Trecho:
⟨

Imprimir PDF Republicar

Antonio Candido

Antonio Candido: O pioneirismo do mestre

A história da concessão das primeiras bolsas para Humanidades

Antonio Candido: apoio da FAPESP foi decisivo para o setor

BEL PEDROSA/FOLHA IMAGEMAntonio Candido: apoio da FAPESP foi decisivo para o setorBEL PEDROSA/FOLHA IMAGEM

O crítico e ensaísta Antonio Candido de Mello e Souza tem qualidades conhecidas e decantadas em qualquer lugar do Brasil onde haja laivos de inteligência. A capacidade como professor, escritor e sua influência na interpretação da literatura brasileira é sempre louvada. O que pouco se sabe é a participação decisiva que ele teve nos primeiros financiamentos da FAPESP para a área de Humanidades. Sem a iniciativa, a insistência e o prestígio do pesquisador, os bolsistas certamente levariam mais tempo para receber apoio financeiro. Para si, o professor, de 84 anos, nunca pediu auxílio ou bolsa – o fez apenas para alunos que tinham pesquisa relevante a ser feita.

⟩

Dados armazenados:

⟨

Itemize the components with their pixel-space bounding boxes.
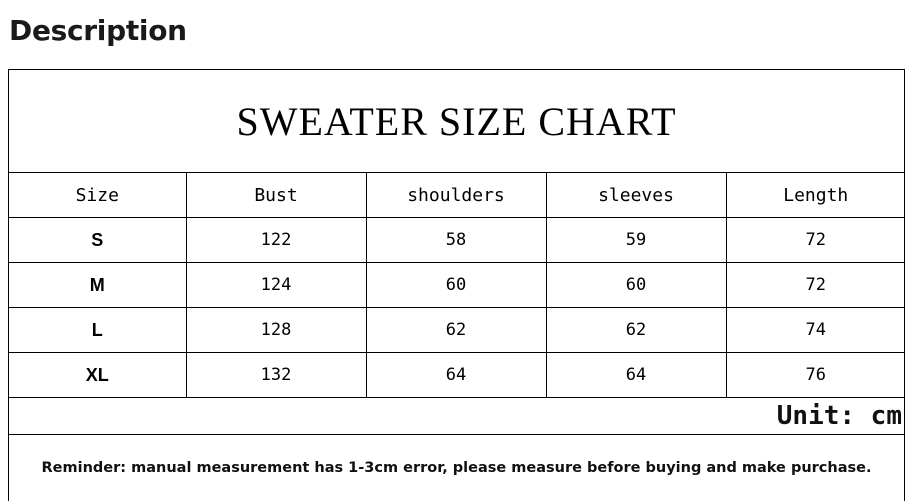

⟩

Enunciado:
Responda, por favor, com base no trecho sobre Antonio Candido:
(a) Quantos anos o texto diz que o professor tem?
(b) Para qual área ele teve participação decisiva nos primeiros financiamentos da FAPESP?
(c) Para quem ele pedia auxílio ou bolsa?

Resultado da tarefa:
(a) 84 anos.
(b) Humanidades.
(c) Para alunos que tinham pesquisa relevante a ser feita.